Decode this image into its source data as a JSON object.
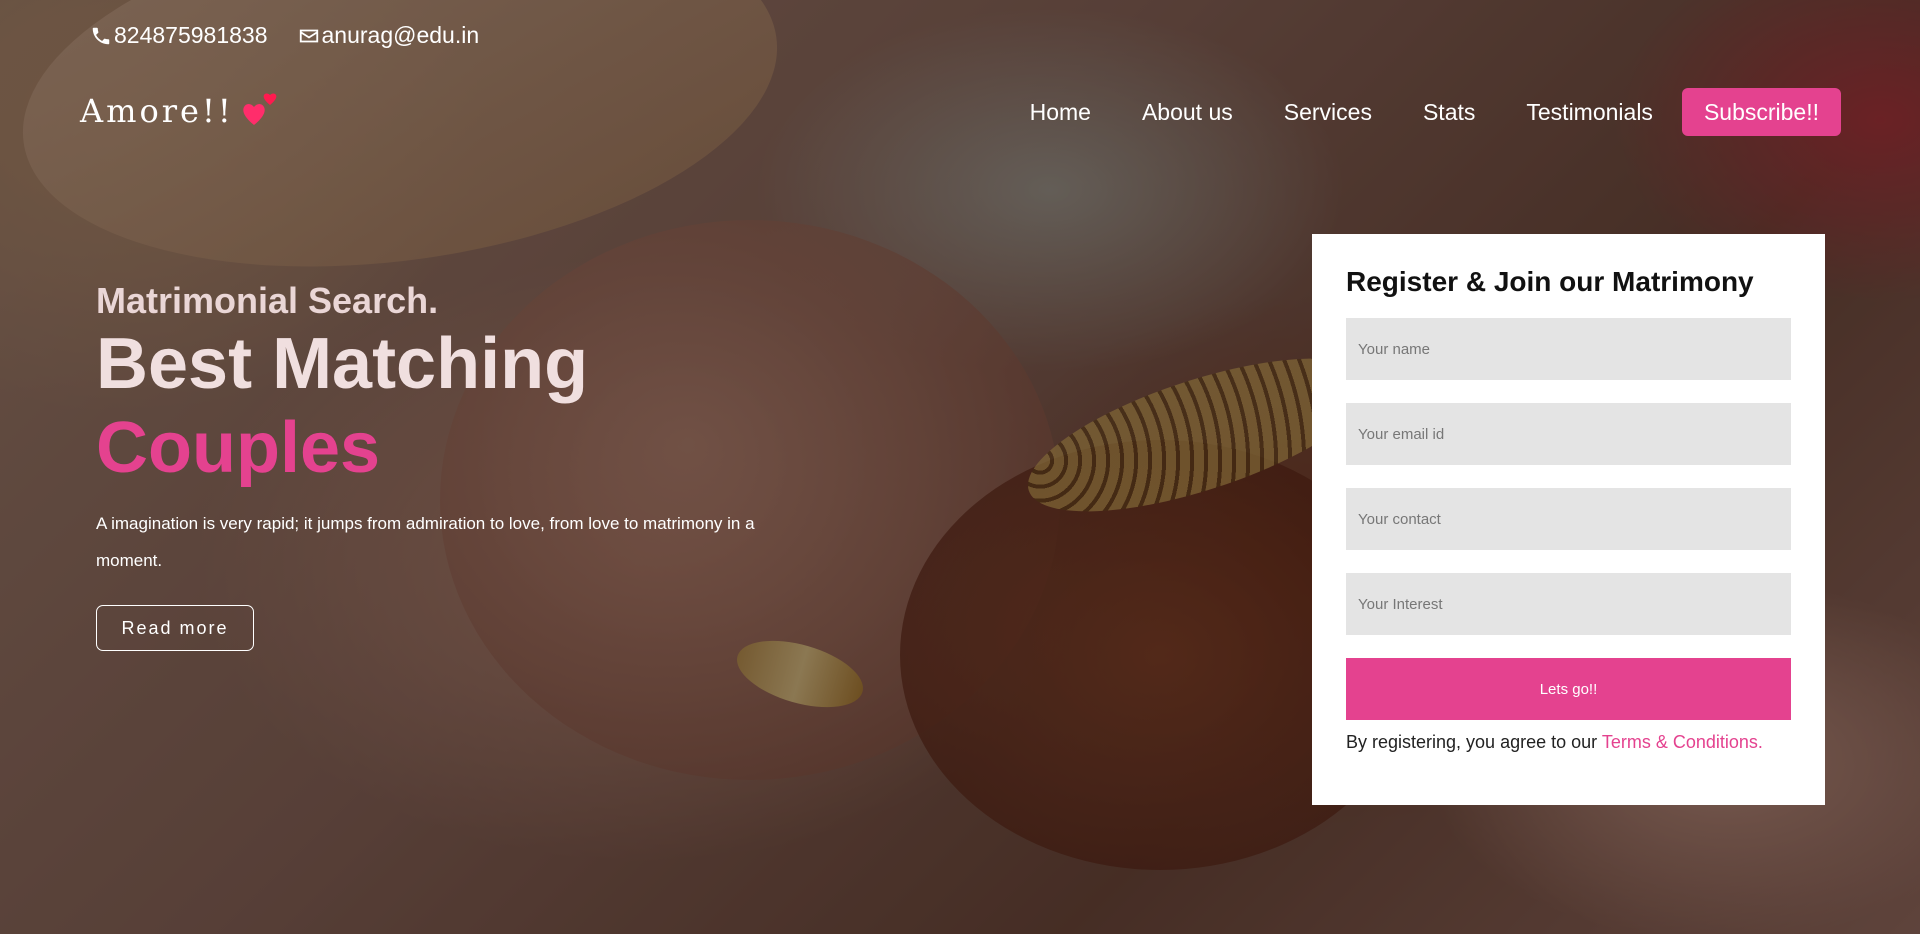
{
  "contact": {
    "phone": "824875981838",
    "email": "anurag@edu.in"
  },
  "brand": {
    "name": "Amore!!",
    "heart_icon": "double-heart-icon",
    "heart_colors": [
      "#ff2d6b",
      "#ff1a4f"
    ]
  },
  "nav": {
    "items": [
      {
        "label": "Home"
      },
      {
        "label": "About us"
      },
      {
        "label": "Services"
      },
      {
        "label": "Stats"
      },
      {
        "label": "Testimonials"
      }
    ],
    "subscribe_label": "Subscribe!!"
  },
  "hero": {
    "subtitle": "Matrimonial Search.",
    "headline_line1": "Best Matching",
    "headline_line2": "Couples",
    "description": "A imagination is very rapid; it jumps from admiration to love, from love to matrimony in a moment.",
    "read_more_label": "Read more"
  },
  "form": {
    "title": "Register & Join our Matrimony",
    "name_placeholder": "Your name",
    "email_placeholder": "Your email id",
    "contact_placeholder": "Your contact",
    "interest_placeholder": "Your Interest",
    "submit_label": "Lets go!!",
    "terms_prefix": "By registering, you agree to our",
    "terms_link": "Terms & Conditions."
  },
  "colors": {
    "accent": "#e4428f",
    "card_bg": "#ffffff",
    "input_bg": "#e4e4e4"
  }
}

**REQUIREMENT:** Copy out all the data without changing anything, and drop the pictures.

**RESULT BELOW:**
Decode this image into its source data as a JSON object.
{
  "contact": {
    "phone": "824875981838",
    "email": "anurag@edu.in"
  },
  "brand": {
    "name": "Amore!!",
    "heart_icon": "double-heart-icon",
    "heart_colors": [
      "#ff2d6b",
      "#ff1a4f"
    ]
  },
  "nav": {
    "items": [
      {
        "label": "Home"
      },
      {
        "label": "About us"
      },
      {
        "label": "Services"
      },
      {
        "label": "Stats"
      },
      {
        "label": "Testimonials"
      }
    ],
    "subscribe_label": "Subscribe!!"
  },
  "hero": {
    "subtitle": "Matrimonial Search.",
    "headline_line1": "Best Matching",
    "headline_line2": "Couples",
    "description": "A imagination is very rapid; it jumps from admiration to love, from love to matrimony in a moment.",
    "read_more_label": "Read more"
  },
  "form": {
    "title": "Register & Join our Matrimony",
    "name_placeholder": "Your name",
    "email_placeholder": "Your email id",
    "contact_placeholder": "Your contact",
    "interest_placeholder": "Your Interest",
    "submit_label": "Lets go!!",
    "terms_prefix": "By registering, you agree to our",
    "terms_link": "Terms & Conditions."
  },
  "colors": {
    "accent": "#e4428f",
    "card_bg": "#ffffff",
    "input_bg": "#e4e4e4"
  }
}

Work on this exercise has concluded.